> **Your instructions**
Without the images, output each record below as it stands.

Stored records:
▶

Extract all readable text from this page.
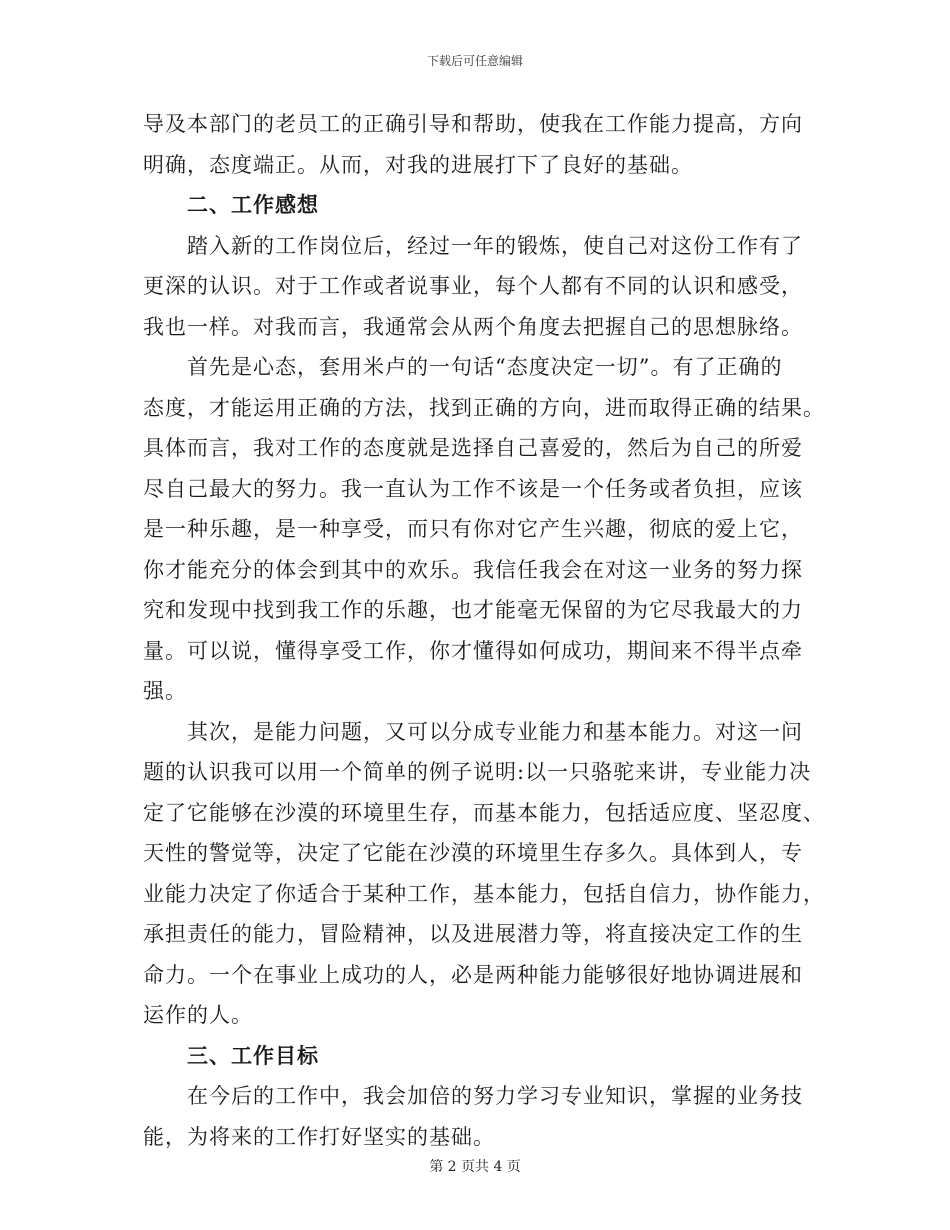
下载后可任意编辑
导及本部门的老员工的正确引导和帮助，使我在工作能力提高，方向
明确，态度端正。从而，对我的进展打下了良好的基础。
二、工作感想
踏入新的工作岗位后，经过一年的锻炼，使自己对这份工作有了
更深的认识。对于工作或者说事业，每个人都有不同的认识和感受，
我也一样。对我而言，我通常会从两个角度去把握自己的思想脉络。
首先是心态，套用米卢的一句话“态度决定一切”。有了正确的
态度，才能运用正确的方法，找到正确的方向，进而取得正确的结果。
具体而言，我对工作的态度就是选择自己喜爱的，然后为自己的所爱
尽自己最大的努力。我一直认为工作不该是一个任务或者负担，应该
是一种乐趣，是一种享受，而只有你对它产生兴趣，彻底的爱上它，
你才能充分的体会到其中的欢乐。我信任我会在对这一业务的努力探
究和发现中找到我工作的乐趣，也才能毫无保留的为它尽我最大的力
量。可以说，懂得享受工作，你才懂得如何成功，期间来不得半点牵
强。
其次，是能力问题，又可以分成专业能力和基本能力。对这一问
题的认识我可以用一个简单的例子说明:以一只骆驼来讲，专业能力决
定了它能够在沙漠的环境里生存，而基本能力，包括适应度、坚忍度、
天性的警觉等，决定了它能在沙漠的环境里生存多久。具体到人，专
业能力决定了你适合于某种工作，基本能力，包括自信力，协作能力，
承担责任的能力，冒险精神，以及进展潜力等，将直接决定工作的生
命力。一个在事业上成功的人，必是两种能力能够很好地协调进展和
运作的人。
三、工作目标
在今后的工作中，我会加倍的努力学习专业知识，掌握的业务技
能，为将来的工作打好坚实的基础。
第 2 页共 4 页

◀

> **Exercise result**
Extract all readable text from this page.
下载后可任意编辑
导及本部门的老员工的正确引导和帮助，使我在工作能力提高，方向
明确，态度端正。从而，对我的进展打下了良好的基础。
二、工作感想
踏入新的工作岗位后，经过一年的锻炼，使自己对这份工作有了
更深的认识。对于工作或者说事业，每个人都有不同的认识和感受，
我也一样。对我而言，我通常会从两个角度去把握自己的思想脉络。
首先是心态，套用米卢的一句话“态度决定一切”。有了正确的
态度，才能运用正确的方法，找到正确的方向，进而取得正确的结果。
具体而言，我对工作的态度就是选择自己喜爱的，然后为自己的所爱
尽自己最大的努力。我一直认为工作不该是一个任务或者负担，应该
是一种乐趣，是一种享受，而只有你对它产生兴趣，彻底的爱上它，
你才能充分的体会到其中的欢乐。我信任我会在对这一业务的努力探
究和发现中找到我工作的乐趣，也才能毫无保留的为它尽我最大的力
量。可以说，懂得享受工作，你才懂得如何成功，期间来不得半点牵
强。
其次，是能力问题，又可以分成专业能力和基本能力。对这一问
题的认识我可以用一个简单的例子说明:以一只骆驼来讲，专业能力决
定了它能够在沙漠的环境里生存，而基本能力，包括适应度、坚忍度、
天性的警觉等，决定了它能在沙漠的环境里生存多久。具体到人，专
业能力决定了你适合于某种工作，基本能力，包括自信力，协作能力，
承担责任的能力，冒险精神，以及进展潜力等，将直接决定工作的生
命力。一个在事业上成功的人，必是两种能力能够很好地协调进展和
运作的人。
三、工作目标
在今后的工作中，我会加倍的努力学习专业知识，掌握的业务技
能，为将来的工作打好坚实的基础。
第 2 页共 4 页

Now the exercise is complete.